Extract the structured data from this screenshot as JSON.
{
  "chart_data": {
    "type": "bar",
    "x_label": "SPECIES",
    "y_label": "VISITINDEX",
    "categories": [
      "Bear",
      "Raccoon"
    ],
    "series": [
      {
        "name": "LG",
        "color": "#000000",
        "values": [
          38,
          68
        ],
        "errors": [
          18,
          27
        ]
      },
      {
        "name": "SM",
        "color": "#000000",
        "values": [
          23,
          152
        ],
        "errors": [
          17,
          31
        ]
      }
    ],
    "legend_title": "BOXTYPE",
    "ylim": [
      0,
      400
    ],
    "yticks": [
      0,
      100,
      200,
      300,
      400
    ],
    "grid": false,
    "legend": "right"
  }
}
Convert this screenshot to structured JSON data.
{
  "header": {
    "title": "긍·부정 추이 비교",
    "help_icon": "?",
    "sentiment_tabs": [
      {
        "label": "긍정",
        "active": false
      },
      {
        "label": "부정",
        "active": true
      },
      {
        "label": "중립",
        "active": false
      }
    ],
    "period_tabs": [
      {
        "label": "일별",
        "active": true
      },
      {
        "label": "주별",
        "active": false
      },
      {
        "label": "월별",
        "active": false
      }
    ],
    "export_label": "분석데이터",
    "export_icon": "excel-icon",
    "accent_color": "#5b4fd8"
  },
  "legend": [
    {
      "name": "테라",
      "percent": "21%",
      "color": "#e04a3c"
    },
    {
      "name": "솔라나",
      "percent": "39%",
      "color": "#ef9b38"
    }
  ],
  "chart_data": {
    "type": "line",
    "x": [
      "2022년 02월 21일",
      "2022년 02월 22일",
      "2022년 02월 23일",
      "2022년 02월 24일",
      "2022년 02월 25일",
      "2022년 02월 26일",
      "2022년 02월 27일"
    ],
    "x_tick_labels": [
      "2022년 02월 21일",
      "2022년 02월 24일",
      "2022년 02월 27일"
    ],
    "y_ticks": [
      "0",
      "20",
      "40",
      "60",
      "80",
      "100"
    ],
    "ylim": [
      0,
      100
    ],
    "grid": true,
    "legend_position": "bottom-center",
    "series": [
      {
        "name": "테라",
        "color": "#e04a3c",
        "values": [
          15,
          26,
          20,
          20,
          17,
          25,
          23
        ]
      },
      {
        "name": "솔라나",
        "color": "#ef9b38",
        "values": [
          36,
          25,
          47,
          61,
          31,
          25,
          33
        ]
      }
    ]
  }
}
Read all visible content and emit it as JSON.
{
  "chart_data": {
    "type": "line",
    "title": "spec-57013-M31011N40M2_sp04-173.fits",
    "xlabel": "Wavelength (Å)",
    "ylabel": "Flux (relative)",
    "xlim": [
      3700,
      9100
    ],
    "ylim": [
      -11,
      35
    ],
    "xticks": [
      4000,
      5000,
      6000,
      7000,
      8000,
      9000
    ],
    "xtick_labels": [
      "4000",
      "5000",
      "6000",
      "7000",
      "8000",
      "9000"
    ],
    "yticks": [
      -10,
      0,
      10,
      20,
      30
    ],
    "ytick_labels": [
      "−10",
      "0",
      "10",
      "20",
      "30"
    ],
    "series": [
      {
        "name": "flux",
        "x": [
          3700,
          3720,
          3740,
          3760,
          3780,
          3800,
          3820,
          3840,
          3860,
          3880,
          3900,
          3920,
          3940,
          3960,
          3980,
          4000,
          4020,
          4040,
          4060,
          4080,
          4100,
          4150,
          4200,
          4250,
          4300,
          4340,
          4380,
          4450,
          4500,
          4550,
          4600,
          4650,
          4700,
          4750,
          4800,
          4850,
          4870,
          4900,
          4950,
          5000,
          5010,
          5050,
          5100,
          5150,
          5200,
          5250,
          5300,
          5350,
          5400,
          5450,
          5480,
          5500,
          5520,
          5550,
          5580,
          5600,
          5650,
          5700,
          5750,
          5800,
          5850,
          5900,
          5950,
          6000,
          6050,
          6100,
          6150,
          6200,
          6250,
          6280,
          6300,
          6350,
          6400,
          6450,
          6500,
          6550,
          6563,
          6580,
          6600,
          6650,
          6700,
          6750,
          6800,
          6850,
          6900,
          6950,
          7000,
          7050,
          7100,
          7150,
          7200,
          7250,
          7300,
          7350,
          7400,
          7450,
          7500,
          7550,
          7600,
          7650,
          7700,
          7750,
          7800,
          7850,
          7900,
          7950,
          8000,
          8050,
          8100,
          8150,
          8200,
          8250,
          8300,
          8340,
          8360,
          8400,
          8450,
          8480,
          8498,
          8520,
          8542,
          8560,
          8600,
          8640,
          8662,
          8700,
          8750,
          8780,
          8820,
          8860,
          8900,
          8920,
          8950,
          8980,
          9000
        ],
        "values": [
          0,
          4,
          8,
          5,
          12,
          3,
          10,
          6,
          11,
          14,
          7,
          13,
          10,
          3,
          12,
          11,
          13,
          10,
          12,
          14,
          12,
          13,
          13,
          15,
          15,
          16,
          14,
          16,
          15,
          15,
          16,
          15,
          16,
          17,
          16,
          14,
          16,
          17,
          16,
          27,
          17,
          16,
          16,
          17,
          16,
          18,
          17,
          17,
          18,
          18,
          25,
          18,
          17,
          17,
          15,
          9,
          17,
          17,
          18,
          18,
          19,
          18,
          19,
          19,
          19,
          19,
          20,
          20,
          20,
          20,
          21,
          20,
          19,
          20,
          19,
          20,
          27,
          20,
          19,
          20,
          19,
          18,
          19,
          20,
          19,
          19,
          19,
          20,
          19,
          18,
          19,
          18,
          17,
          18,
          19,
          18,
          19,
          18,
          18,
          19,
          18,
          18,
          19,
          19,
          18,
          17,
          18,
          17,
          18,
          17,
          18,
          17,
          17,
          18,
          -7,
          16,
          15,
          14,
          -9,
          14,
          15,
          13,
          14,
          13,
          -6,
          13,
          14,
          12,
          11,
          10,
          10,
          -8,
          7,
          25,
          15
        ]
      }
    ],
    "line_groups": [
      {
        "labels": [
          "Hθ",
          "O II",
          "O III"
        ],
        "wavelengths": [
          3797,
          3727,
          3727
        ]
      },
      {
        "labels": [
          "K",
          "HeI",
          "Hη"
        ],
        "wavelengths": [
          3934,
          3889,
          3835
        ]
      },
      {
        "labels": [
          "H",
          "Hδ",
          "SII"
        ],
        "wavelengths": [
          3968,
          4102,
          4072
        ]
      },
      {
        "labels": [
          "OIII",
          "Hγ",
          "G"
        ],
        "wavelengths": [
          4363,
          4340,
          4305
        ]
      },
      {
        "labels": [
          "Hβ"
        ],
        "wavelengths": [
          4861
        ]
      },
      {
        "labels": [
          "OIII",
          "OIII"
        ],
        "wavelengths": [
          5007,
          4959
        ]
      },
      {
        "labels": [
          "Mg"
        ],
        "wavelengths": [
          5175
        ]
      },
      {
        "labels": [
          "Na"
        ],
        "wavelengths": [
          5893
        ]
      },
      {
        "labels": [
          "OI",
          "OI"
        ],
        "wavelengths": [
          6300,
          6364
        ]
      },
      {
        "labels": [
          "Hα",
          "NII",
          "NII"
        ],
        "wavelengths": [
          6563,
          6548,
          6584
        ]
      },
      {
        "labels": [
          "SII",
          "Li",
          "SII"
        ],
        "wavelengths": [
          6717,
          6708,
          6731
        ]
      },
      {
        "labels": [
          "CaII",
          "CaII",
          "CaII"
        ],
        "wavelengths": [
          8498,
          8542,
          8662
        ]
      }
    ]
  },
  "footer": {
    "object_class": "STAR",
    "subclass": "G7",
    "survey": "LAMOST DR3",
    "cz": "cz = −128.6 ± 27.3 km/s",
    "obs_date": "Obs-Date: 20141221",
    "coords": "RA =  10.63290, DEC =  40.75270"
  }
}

-.-.-

Exercise task:
Each line must be given again exactly as written above.

Output of the task:
Extract the structured data from this screenshot as JSON.
{
  "chart_data": {
    "type": "bar",
    "x_label": "SPECIES",
    "y_label": "VISITINDEX",
    "categories": [
      "Bear",
      "Raccoon"
    ],
    "series": [
      {
        "name": "LG",
        "color": "#000000",
        "values": [
          38,
          68
        ],
        "errors": [
          18,
          27
        ]
      },
      {
        "name": "SM",
        "color": "#000000",
        "values": [
          23,
          152
        ],
        "errors": [
          17,
          31
        ]
      }
    ],
    "legend_title": "BOXTYPE",
    "ylim": [
      0,
      400
    ],
    "yticks": [
      0,
      100,
      200,
      300,
      400
    ],
    "grid": false,
    "legend": "right"
  }
}
Convert this screenshot to structured JSON data.
{
  "header": {
    "title": "긍·부정 추이 비교",
    "help_icon": "?",
    "sentiment_tabs": [
      {
        "label": "긍정",
        "active": false
      },
      {
        "label": "부정",
        "active": true
      },
      {
        "label": "중립",
        "active": false
      }
    ],
    "period_tabs": [
      {
        "label": "일별",
        "active": true
      },
      {
        "label": "주별",
        "active": false
      },
      {
        "label": "월별",
        "active": false
      }
    ],
    "export_label": "분석데이터",
    "export_icon": "excel-icon",
    "accent_color": "#5b4fd8"
  },
  "legend": [
    {
      "name": "테라",
      "percent": "21%",
      "color": "#e04a3c"
    },
    {
      "name": "솔라나",
      "percent": "39%",
      "color": "#ef9b38"
    }
  ],
  "chart_data": {
    "type": "line",
    "x": [
      "2022년 02월 21일",
      "2022년 02월 22일",
      "2022년 02월 23일",
      "2022년 02월 24일",
      "2022년 02월 25일",
      "2022년 02월 26일",
      "2022년 02월 27일"
    ],
    "x_tick_labels": [
      "2022년 02월 21일",
      "2022년 02월 24일",
      "2022년 02월 27일"
    ],
    "y_ticks": [
      "0",
      "20",
      "40",
      "60",
      "80",
      "100"
    ],
    "ylim": [
      0,
      100
    ],
    "grid": true,
    "legend_position": "bottom-center",
    "series": [
      {
        "name": "테라",
        "color": "#e04a3c",
        "values": [
          15,
          26,
          20,
          20,
          17,
          25,
          23
        ]
      },
      {
        "name": "솔라나",
        "color": "#ef9b38",
        "values": [
          36,
          25,
          47,
          61,
          31,
          25,
          33
        ]
      }
    ]
  }
}
Read all visible content and emit it as JSON.
{
  "chart_data": {
    "type": "line",
    "title": "spec-57013-M31011N40M2_sp04-173.fits",
    "xlabel": "Wavelength (Å)",
    "ylabel": "Flux (relative)",
    "xlim": [
      3700,
      9100
    ],
    "ylim": [
      -11,
      35
    ],
    "xticks": [
      4000,
      5000,
      6000,
      7000,
      8000,
      9000
    ],
    "xtick_labels": [
      "4000",
      "5000",
      "6000",
      "7000",
      "8000",
      "9000"
    ],
    "yticks": [
      -10,
      0,
      10,
      20,
      30
    ],
    "ytick_labels": [
      "−10",
      "0",
      "10",
      "20",
      "30"
    ],
    "series": [
      {
        "name": "flux",
        "x": [
          3700,
          3720,
          3740,
          3760,
          3780,
          3800,
          3820,
          3840,
          3860,
          3880,
          3900,
          3920,
          3940,
          3960,
          3980,
          4000,
          4020,
          4040,
          4060,
          4080,
          4100,
          4150,
          4200,
          4250,
          4300,
          4340,
          4380,
          4450,
          4500,
          4550,
          4600,
          4650,
          4700,
          4750,
          4800,
          4850,
          4870,
          4900,
          4950,
          5000,
          5010,
          5050,
          5100,
          5150,
          5200,
          5250,
          5300,
          5350,
          5400,
          5450,
          5480,
          5500,
          5520,
          5550,
          5580,
          5600,
          5650,
          5700,
          5750,
          5800,
          5850,
          5900,
          5950,
          6000,
          6050,
          6100,
          6150,
          6200,
          6250,
          6280,
          6300,
          6350,
          6400,
          6450,
          6500,
          6550,
          6563,
          6580,
          6600,
          6650,
          6700,
          6750,
          6800,
          6850,
          6900,
          6950,
          7000,
          7050,
          7100,
          7150,
          7200,
          7250,
          7300,
          7350,
          7400,
          7450,
          7500,
          7550,
          7600,
          7650,
          7700,
          7750,
          7800,
          7850,
          7900,
          7950,
          8000,
          8050,
          8100,
          8150,
          8200,
          8250,
          8300,
          8340,
          8360,
          8400,
          8450,
          8480,
          8498,
          8520,
          8542,
          8560,
          8600,
          8640,
          8662,
          8700,
          8750,
          8780,
          8820,
          8860,
          8900,
          8920,
          8950,
          8980,
          9000
        ],
        "values": [
          0,
          4,
          8,
          5,
          12,
          3,
          10,
          6,
          11,
          14,
          7,
          13,
          10,
          3,
          12,
          11,
          13,
          10,
          12,
          14,
          12,
          13,
          13,
          15,
          15,
          16,
          14,
          16,
          15,
          15,
          16,
          15,
          16,
          17,
          16,
          14,
          16,
          17,
          16,
          27,
          17,
          16,
          16,
          17,
          16,
          18,
          17,
          17,
          18,
          18,
          25,
          18,
          17,
          17,
          15,
          9,
          17,
          17,
          18,
          18,
          19,
          18,
          19,
          19,
          19,
          19,
          20,
          20,
          20,
          20,
          21,
          20,
          19,
          20,
          19,
          20,
          27,
          20,
          19,
          20,
          19,
          18,
          19,
          20,
          19,
          19,
          19,
          20,
          19,
          18,
          19,
          18,
          17,
          18,
          19,
          18,
          19,
          18,
          18,
          19,
          18,
          18,
          19,
          19,
          18,
          17,
          18,
          17,
          18,
          17,
          18,
          17,
          17,
          18,
          -7,
          16,
          15,
          14,
          -9,
          14,
          15,
          13,
          14,
          13,
          -6,
          13,
          14,
          12,
          11,
          10,
          10,
          -8,
          7,
          25,
          15
        ]
      }
    ],
    "line_groups": [
      {
        "labels": [
          "Hθ",
          "O II",
          "O III"
        ],
        "wavelengths": [
          3797,
          3727,
          3727
        ]
      },
      {
        "labels": [
          "K",
          "HeI",
          "Hη"
        ],
        "wavelengths": [
          3934,
          3889,
          3835
        ]
      },
      {
        "labels": [
          "H",
          "Hδ",
          "SII"
        ],
        "wavelengths": [
          3968,
          4102,
          4072
        ]
      },
      {
        "labels": [
          "OIII",
          "Hγ",
          "G"
        ],
        "wavelengths": [
          4363,
          4340,
          4305
        ]
      },
      {
        "labels": [
          "Hβ"
        ],
        "wavelengths": [
          4861
        ]
      },
      {
        "labels": [
          "OIII",
          "OIII"
        ],
        "wavelengths": [
          5007,
          4959
        ]
      },
      {
        "labels": [
          "Mg"
        ],
        "wavelengths": [
          5175
        ]
      },
      {
        "labels": [
          "Na"
        ],
        "wavelengths": [
          5893
        ]
      },
      {
        "labels": [
          "OI",
          "OI"
        ],
        "wavelengths": [
          6300,
          6364
        ]
      },
      {
        "labels": [
          "Hα",
          "NII",
          "NII"
        ],
        "wavelengths": [
          6563,
          6548,
          6584
        ]
      },
      {
        "labels": [
          "SII",
          "Li",
          "SII"
        ],
        "wavelengths": [
          6717,
          6708,
          6731
        ]
      },
      {
        "labels": [
          "CaII",
          "CaII",
          "CaII"
        ],
        "wavelengths": [
          8498,
          8542,
          8662
        ]
      }
    ]
  },
  "footer": {
    "object_class": "STAR",
    "subclass": "G7",
    "survey": "LAMOST DR3",
    "cz": "cz = −128.6 ± 27.3 km/s",
    "obs_date": "Obs-Date: 20141221",
    "coords": "RA =  10.63290, DEC =  40.75270"
  }
}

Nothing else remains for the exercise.